- [TO BE DONE]
Each entry that follows must be output without any deviation.

━━━ INPUT MATERIAL ━━━

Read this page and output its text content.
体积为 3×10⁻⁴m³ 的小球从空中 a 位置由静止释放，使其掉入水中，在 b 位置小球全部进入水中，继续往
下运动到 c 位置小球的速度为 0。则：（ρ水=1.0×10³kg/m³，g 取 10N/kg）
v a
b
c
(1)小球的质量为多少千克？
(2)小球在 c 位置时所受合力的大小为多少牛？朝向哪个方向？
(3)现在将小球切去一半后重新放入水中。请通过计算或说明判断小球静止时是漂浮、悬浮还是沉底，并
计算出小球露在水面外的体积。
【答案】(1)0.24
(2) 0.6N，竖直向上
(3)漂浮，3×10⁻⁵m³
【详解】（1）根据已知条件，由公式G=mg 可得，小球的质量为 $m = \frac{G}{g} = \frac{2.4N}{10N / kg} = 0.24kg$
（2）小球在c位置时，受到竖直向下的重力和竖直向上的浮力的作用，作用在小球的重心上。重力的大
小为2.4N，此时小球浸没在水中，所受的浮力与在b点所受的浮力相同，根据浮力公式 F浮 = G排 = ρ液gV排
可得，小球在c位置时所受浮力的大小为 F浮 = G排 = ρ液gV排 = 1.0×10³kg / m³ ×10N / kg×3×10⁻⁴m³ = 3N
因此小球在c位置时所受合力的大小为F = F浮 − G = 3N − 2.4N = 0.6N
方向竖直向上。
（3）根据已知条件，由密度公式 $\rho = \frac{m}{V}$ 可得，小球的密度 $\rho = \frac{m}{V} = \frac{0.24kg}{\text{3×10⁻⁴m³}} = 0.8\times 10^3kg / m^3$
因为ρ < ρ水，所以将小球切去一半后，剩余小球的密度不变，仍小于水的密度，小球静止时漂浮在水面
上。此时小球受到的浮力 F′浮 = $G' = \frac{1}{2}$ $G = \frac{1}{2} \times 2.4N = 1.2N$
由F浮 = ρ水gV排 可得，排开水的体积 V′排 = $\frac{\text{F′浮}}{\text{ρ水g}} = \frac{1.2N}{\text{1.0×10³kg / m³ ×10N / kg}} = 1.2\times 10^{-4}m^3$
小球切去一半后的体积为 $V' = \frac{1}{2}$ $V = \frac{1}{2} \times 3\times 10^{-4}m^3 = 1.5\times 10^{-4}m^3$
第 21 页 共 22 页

━━━

- [FULL ANSWER]
Read this page and output its text content.
体积为 3×10⁻⁴m³ 的小球从空中 a 位置由静止释放，使其掉入水中，在 b 位置小球全部进入水中，继续往
下运动到 c 位置小球的速度为 0。则：（ρ水=1.0×10³kg/m³，g 取 10N/kg）
v a
b
c
(1)小球的质量为多少千克？
(2)小球在 c 位置时所受合力的大小为多少牛？朝向哪个方向？
(3)现在将小球切去一半后重新放入水中。请通过计算或说明判断小球静止时是漂浮、悬浮还是沉底，并
计算出小球露在水面外的体积。
【答案】(1)0.24
(2) 0.6N，竖直向上
(3)漂浮，3×10⁻⁵m³
【详解】（1）根据已知条件，由公式G=mg 可得，小球的质量为 $m = \frac{G}{g} = \frac{2.4N}{10N / kg} = 0.24kg$
（2）小球在c位置时，受到竖直向下的重力和竖直向上的浮力的作用，作用在小球的重心上。重力的大
小为2.4N，此时小球浸没在水中，所受的浮力与在b点所受的浮力相同，根据浮力公式 F浮 = G排 = ρ液gV排
可得，小球在c位置时所受浮力的大小为 F浮 = G排 = ρ液gV排 = 1.0×10³kg / m³ ×10N / kg×3×10⁻⁴m³ = 3N
因此小球在c位置时所受合力的大小为F = F浮 − G = 3N − 2.4N = 0.6N
方向竖直向上。
（3）根据已知条件，由密度公式 $\rho = \frac{m}{V}$ 可得，小球的密度 $\rho = \frac{m}{V} = \frac{0.24kg}{\text{3×10⁻⁴m³}} = 0.8\times 10^3kg / m^3$
因为ρ < ρ水，所以将小球切去一半后，剩余小球的密度不变，仍小于水的密度，小球静止时漂浮在水面
上。此时小球受到的浮力 F′浮 = $G' = \frac{1}{2}$ $G = \frac{1}{2} \times 2.4N = 1.2N$
由F浮 = ρ水gV排 可得，排开水的体积 V′排 = $\frac{\text{F′浮}}{\text{ρ水g}} = \frac{1.2N}{\text{1.0×10³kg / m³ ×10N / kg}} = 1.2\times 10^{-4}m^3$
小球切去一半后的体积为 $V' = \frac{1}{2}$ $V = \frac{1}{2} \times 3\times 10^{-4}m^3 = 1.5\times 10^{-4}m^3$
第 21 页 共 22 页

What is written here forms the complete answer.